Collected data entries

· · · · · · ·

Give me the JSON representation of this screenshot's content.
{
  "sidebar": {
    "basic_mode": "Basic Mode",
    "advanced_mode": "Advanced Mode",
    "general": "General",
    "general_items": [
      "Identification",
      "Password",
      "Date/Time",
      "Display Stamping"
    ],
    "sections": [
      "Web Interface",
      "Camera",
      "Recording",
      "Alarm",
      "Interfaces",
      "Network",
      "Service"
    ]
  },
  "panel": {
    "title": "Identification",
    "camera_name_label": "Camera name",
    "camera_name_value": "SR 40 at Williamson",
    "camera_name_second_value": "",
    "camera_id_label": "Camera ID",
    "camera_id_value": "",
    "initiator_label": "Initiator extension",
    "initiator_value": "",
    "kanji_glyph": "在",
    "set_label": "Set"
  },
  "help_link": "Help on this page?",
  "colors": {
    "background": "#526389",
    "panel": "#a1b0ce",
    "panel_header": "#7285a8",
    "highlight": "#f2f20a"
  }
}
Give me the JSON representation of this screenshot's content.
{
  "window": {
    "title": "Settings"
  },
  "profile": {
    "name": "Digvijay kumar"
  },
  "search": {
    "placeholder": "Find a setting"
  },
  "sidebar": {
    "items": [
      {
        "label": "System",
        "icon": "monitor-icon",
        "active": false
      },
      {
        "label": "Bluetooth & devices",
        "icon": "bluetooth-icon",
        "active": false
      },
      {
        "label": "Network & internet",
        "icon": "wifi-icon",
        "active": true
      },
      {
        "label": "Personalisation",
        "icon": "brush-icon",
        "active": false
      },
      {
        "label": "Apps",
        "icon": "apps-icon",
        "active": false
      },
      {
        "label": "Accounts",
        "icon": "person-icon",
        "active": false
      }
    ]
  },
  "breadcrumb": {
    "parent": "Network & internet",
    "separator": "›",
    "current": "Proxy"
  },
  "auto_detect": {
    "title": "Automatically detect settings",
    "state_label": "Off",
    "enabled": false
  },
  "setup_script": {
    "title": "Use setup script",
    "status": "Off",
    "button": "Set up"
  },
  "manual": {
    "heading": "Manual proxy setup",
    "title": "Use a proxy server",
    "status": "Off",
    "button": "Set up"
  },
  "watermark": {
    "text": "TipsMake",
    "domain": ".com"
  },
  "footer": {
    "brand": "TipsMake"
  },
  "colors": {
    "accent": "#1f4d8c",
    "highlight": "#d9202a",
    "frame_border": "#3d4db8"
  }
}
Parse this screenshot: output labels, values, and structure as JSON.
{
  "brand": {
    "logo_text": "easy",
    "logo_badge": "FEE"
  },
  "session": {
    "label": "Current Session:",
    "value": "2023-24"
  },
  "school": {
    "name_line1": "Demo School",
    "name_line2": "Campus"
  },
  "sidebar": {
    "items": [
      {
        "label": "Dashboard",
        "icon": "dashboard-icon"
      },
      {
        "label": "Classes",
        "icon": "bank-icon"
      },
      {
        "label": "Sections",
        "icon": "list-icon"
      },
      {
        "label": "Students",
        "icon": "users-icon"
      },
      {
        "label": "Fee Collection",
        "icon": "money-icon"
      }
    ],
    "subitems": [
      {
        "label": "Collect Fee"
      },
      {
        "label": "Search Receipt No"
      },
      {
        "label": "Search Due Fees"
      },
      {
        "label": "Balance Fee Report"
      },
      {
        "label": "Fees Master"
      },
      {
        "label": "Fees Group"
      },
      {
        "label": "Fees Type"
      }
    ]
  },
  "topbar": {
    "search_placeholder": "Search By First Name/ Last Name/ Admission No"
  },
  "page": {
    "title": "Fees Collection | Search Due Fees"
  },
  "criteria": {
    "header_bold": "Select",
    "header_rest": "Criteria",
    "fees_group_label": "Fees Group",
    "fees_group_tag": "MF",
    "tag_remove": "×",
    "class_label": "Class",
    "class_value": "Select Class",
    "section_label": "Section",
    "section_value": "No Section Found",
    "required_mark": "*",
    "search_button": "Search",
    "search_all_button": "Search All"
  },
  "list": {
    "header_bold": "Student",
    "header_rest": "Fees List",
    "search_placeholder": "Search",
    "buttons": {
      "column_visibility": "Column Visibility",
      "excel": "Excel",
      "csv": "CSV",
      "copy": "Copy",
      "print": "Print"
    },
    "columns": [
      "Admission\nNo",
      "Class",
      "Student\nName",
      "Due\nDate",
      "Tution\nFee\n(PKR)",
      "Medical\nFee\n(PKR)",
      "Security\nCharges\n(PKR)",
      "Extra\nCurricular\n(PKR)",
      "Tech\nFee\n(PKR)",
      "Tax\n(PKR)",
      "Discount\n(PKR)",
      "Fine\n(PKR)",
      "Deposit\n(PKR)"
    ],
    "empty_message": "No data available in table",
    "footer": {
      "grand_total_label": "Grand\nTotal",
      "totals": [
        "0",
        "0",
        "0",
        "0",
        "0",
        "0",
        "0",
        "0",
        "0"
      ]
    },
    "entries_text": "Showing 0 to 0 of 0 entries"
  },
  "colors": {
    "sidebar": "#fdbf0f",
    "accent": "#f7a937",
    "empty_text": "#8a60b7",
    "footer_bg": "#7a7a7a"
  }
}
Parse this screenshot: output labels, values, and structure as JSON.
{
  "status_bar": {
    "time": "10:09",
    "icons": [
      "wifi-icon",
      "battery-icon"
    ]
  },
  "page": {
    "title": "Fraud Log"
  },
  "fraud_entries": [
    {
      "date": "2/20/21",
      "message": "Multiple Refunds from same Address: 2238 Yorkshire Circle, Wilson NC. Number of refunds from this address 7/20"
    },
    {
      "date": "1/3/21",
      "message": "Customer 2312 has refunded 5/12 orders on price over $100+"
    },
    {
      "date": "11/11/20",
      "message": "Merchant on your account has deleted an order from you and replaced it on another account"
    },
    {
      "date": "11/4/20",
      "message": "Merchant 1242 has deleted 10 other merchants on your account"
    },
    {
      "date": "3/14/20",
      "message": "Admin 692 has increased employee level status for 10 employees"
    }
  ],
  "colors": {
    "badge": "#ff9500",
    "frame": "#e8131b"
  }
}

· · · · · · ·

● EXERCISE REQUIREMENTS:
Copy out every entry again, exactly as it was given.

● SOLUTION FOR THIS TASK:
Give me the JSON representation of this screenshot's content.
{
  "sidebar": {
    "basic_mode": "Basic Mode",
    "advanced_mode": "Advanced Mode",
    "general": "General",
    "general_items": [
      "Identification",
      "Password",
      "Date/Time",
      "Display Stamping"
    ],
    "sections": [
      "Web Interface",
      "Camera",
      "Recording",
      "Alarm",
      "Interfaces",
      "Network",
      "Service"
    ]
  },
  "panel": {
    "title": "Identification",
    "camera_name_label": "Camera name",
    "camera_name_value": "SR 40 at Williamson",
    "camera_name_second_value": "",
    "camera_id_label": "Camera ID",
    "camera_id_value": "",
    "initiator_label": "Initiator extension",
    "initiator_value": "",
    "kanji_glyph": "在",
    "set_label": "Set"
  },
  "help_link": "Help on this page?",
  "colors": {
    "background": "#526389",
    "panel": "#a1b0ce",
    "panel_header": "#7285a8",
    "highlight": "#f2f20a"
  }
}
Give me the JSON representation of this screenshot's content.
{
  "window": {
    "title": "Settings"
  },
  "profile": {
    "name": "Digvijay kumar"
  },
  "search": {
    "placeholder": "Find a setting"
  },
  "sidebar": {
    "items": [
      {
        "label": "System",
        "icon": "monitor-icon",
        "active": false
      },
      {
        "label": "Bluetooth & devices",
        "icon": "bluetooth-icon",
        "active": false
      },
      {
        "label": "Network & internet",
        "icon": "wifi-icon",
        "active": true
      },
      {
        "label": "Personalisation",
        "icon": "brush-icon",
        "active": false
      },
      {
        "label": "Apps",
        "icon": "apps-icon",
        "active": false
      },
      {
        "label": "Accounts",
        "icon": "person-icon",
        "active": false
      }
    ]
  },
  "breadcrumb": {
    "parent": "Network & internet",
    "separator": "›",
    "current": "Proxy"
  },
  "auto_detect": {
    "title": "Automatically detect settings",
    "state_label": "Off",
    "enabled": false
  },
  "setup_script": {
    "title": "Use setup script",
    "status": "Off",
    "button": "Set up"
  },
  "manual": {
    "heading": "Manual proxy setup",
    "title": "Use a proxy server",
    "status": "Off",
    "button": "Set up"
  },
  "watermark": {
    "text": "TipsMake",
    "domain": ".com"
  },
  "footer": {
    "brand": "TipsMake"
  },
  "colors": {
    "accent": "#1f4d8c",
    "highlight": "#d9202a",
    "frame_border": "#3d4db8"
  }
}
Parse this screenshot: output labels, values, and structure as JSON.
{
  "brand": {
    "logo_text": "easy",
    "logo_badge": "FEE"
  },
  "session": {
    "label": "Current Session:",
    "value": "2023-24"
  },
  "school": {
    "name_line1": "Demo School",
    "name_line2": "Campus"
  },
  "sidebar": {
    "items": [
      {
        "label": "Dashboard",
        "icon": "dashboard-icon"
      },
      {
        "label": "Classes",
        "icon": "bank-icon"
      },
      {
        "label": "Sections",
        "icon": "list-icon"
      },
      {
        "label": "Students",
        "icon": "users-icon"
      },
      {
        "label": "Fee Collection",
        "icon": "money-icon"
      }
    ],
    "subitems": [
      {
        "label": "Collect Fee"
      },
      {
        "label": "Search Receipt No"
      },
      {
        "label": "Search Due Fees"
      },
      {
        "label": "Balance Fee Report"
      },
      {
        "label": "Fees Master"
      },
      {
        "label": "Fees Group"
      },
      {
        "label": "Fees Type"
      }
    ]
  },
  "topbar": {
    "search_placeholder": "Search By First Name/ Last Name/ Admission No"
  },
  "page": {
    "title": "Fees Collection | Search Due Fees"
  },
  "criteria": {
    "header_bold": "Select",
    "header_rest": "Criteria",
    "fees_group_label": "Fees Group",
    "fees_group_tag": "MF",
    "tag_remove": "×",
    "class_label": "Class",
    "class_value": "Select Class",
    "section_label": "Section",
    "section_value": "No Section Found",
    "required_mark": "*",
    "search_button": "Search",
    "search_all_button": "Search All"
  },
  "list": {
    "header_bold": "Student",
    "header_rest": "Fees List",
    "search_placeholder": "Search",
    "buttons": {
      "column_visibility": "Column Visibility",
      "excel": "Excel",
      "csv": "CSV",
      "copy": "Copy",
      "print": "Print"
    },
    "columns": [
      "Admission\nNo",
      "Class",
      "Student\nName",
      "Due\nDate",
      "Tution\nFee\n(PKR)",
      "Medical\nFee\n(PKR)",
      "Security\nCharges\n(PKR)",
      "Extra\nCurricular\n(PKR)",
      "Tech\nFee\n(PKR)",
      "Tax\n(PKR)",
      "Discount\n(PKR)",
      "Fine\n(PKR)",
      "Deposit\n(PKR)"
    ],
    "empty_message": "No data available in table",
    "footer": {
      "grand_total_label": "Grand\nTotal",
      "totals": [
        "0",
        "0",
        "0",
        "0",
        "0",
        "0",
        "0",
        "0",
        "0"
      ]
    },
    "entries_text": "Showing 0 to 0 of 0 entries"
  },
  "colors": {
    "sidebar": "#fdbf0f",
    "accent": "#f7a937",
    "empty_text": "#8a60b7",
    "footer_bg": "#7a7a7a"
  }
}
Parse this screenshot: output labels, values, and structure as JSON.
{
  "status_bar": {
    "time": "10:09",
    "icons": [
      "wifi-icon",
      "battery-icon"
    ]
  },
  "page": {
    "title": "Fraud Log"
  },
  "fraud_entries": [
    {
      "date": "2/20/21",
      "message": "Multiple Refunds from same Address: 2238 Yorkshire Circle, Wilson NC. Number of refunds from this address 7/20"
    },
    {
      "date": "1/3/21",
      "message": "Customer 2312 has refunded 5/12 orders on price over $100+"
    },
    {
      "date": "11/11/20",
      "message": "Merchant on your account has deleted an order from you and replaced it on another account"
    },
    {
      "date": "11/4/20",
      "message": "Merchant 1242 has deleted 10 other merchants on your account"
    },
    {
      "date": "3/14/20",
      "message": "Admin 692 has increased employee level status for 10 employees"
    }
  ],
  "colors": {
    "badge": "#ff9500",
    "frame": "#e8131b"
  }
}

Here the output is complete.